Do this >> Which lines hold the word "沪规划资源施"? Show each of them.

## Begin Listing

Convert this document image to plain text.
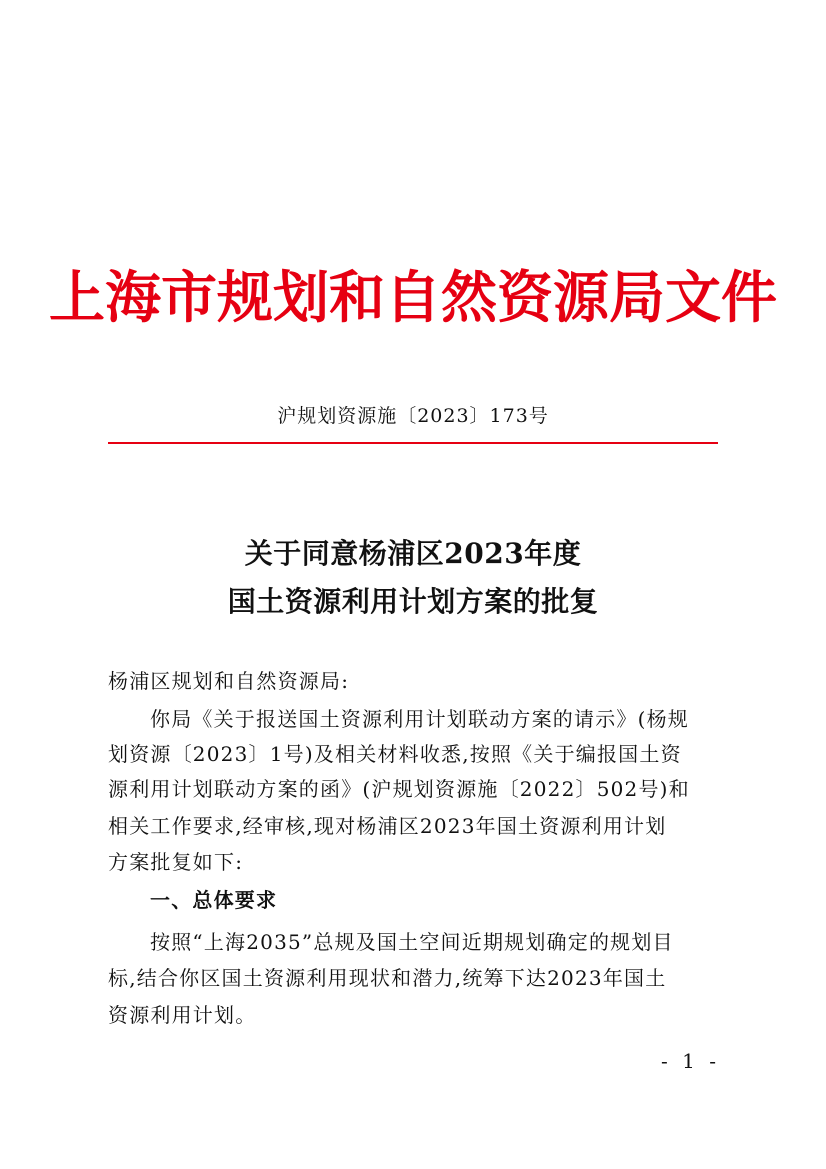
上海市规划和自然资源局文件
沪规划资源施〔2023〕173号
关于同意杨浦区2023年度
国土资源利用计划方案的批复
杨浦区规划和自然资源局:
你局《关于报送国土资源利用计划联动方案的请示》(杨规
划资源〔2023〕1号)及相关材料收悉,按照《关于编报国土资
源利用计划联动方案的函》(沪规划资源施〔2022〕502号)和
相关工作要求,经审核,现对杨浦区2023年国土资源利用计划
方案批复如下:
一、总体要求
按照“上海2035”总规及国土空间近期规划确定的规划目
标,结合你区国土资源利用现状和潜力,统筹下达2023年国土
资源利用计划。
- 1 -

## End Listing

Result for this task >>
沪规划资源施〔2023〕173号
源利用计划联动方案的函》(沪规划资源施〔2022〕502号)和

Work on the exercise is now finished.